▸ **Do this**:
Reproduce, word for word, every line starting at the line that contains "OCR this image." and ending with the final line of the entries.
======
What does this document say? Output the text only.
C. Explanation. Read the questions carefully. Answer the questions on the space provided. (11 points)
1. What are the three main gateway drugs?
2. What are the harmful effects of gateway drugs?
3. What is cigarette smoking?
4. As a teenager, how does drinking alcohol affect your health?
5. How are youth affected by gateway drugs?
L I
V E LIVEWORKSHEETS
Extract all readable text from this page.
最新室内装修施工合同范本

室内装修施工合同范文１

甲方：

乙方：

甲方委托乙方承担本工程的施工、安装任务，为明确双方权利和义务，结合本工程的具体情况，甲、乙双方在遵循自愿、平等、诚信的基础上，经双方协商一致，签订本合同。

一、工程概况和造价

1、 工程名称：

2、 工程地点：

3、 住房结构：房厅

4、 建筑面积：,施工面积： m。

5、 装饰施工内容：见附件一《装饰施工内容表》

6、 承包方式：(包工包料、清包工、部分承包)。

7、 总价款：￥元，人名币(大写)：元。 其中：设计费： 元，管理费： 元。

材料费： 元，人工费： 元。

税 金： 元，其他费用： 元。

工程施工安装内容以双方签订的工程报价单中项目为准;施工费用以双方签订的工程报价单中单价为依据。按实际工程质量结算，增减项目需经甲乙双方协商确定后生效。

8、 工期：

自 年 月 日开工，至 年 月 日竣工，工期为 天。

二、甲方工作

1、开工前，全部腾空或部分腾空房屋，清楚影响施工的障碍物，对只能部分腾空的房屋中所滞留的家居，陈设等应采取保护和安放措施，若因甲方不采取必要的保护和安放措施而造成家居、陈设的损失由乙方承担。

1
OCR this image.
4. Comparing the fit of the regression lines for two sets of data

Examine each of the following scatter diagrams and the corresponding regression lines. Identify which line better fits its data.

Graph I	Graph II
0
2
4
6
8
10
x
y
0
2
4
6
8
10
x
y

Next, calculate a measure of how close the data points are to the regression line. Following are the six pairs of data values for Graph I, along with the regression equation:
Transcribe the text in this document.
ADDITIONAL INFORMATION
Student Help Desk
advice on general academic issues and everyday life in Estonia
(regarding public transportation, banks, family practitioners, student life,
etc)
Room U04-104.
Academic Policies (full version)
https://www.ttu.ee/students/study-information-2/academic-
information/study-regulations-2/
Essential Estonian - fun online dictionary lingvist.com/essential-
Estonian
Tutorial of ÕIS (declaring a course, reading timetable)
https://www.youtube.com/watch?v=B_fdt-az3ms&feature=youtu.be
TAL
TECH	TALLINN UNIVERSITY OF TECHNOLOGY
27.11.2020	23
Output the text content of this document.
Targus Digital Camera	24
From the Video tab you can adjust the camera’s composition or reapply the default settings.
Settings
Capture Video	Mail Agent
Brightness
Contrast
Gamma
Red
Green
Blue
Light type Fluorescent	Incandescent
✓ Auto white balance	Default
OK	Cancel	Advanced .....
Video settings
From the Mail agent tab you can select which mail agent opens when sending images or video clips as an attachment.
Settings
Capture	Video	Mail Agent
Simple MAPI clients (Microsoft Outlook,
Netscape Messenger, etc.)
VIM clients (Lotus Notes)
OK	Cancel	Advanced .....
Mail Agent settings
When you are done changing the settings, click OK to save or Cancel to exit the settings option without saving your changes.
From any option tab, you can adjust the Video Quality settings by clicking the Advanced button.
======
▸ **Response for this exercise**:
OCR this image.
4. Comparing the fit of the regression lines for two sets of data

Examine each of the following scatter diagrams and the corresponding regression lines. Identify which line better fits its data.

Graph I	Graph II
0
2
4
6
8
10
x
y
0
2
4
6
8
10
x
y

Next, calculate a measure of how close the data points are to the regression line. Following are the six pairs of data values for Graph I, along with the regression equation:
Transcribe the text in this document.
ADDITIONAL INFORMATION
Student Help Desk
advice on general academic issues and everyday life in Estonia
(regarding public transportation, banks, family practitioners, student life,
etc)
Room U04-104.
Academic Policies (full version)
https://www.ttu.ee/students/study-information-2/academic-
information/study-regulations-2/
Essential Estonian - fun online dictionary lingvist.com/essential-
Estonian
Tutorial of ÕIS (declaring a course, reading timetable)
https://www.youtube.com/watch?v=B_fdt-az3ms&feature=youtu.be
TAL
TECH	TALLINN UNIVERSITY OF TECHNOLOGY
27.11.2020	23
Output the text content of this document.
Targus Digital Camera	24
From the Video tab you can adjust the camera’s composition or reapply the default settings.
Settings
Capture Video	Mail Agent
Brightness
Contrast
Gamma
Red
Green
Blue
Light type Fluorescent	Incandescent
✓ Auto white balance	Default
OK	Cancel	Advanced .....
Video settings
From the Mail agent tab you can select which mail agent opens when sending images or video clips as an attachment.
Settings
Capture	Video	Mail Agent
Simple MAPI clients (Microsoft Outlook,
Netscape Messenger, etc.)
VIM clients (Lotus Notes)
OK	Cancel	Advanced .....
Mail Agent settings
When you are done changing the settings, click OK to save or Cancel to exit the settings option without saving your changes.
From any option tab, you can adjust the Video Quality settings by clicking the Advanced button.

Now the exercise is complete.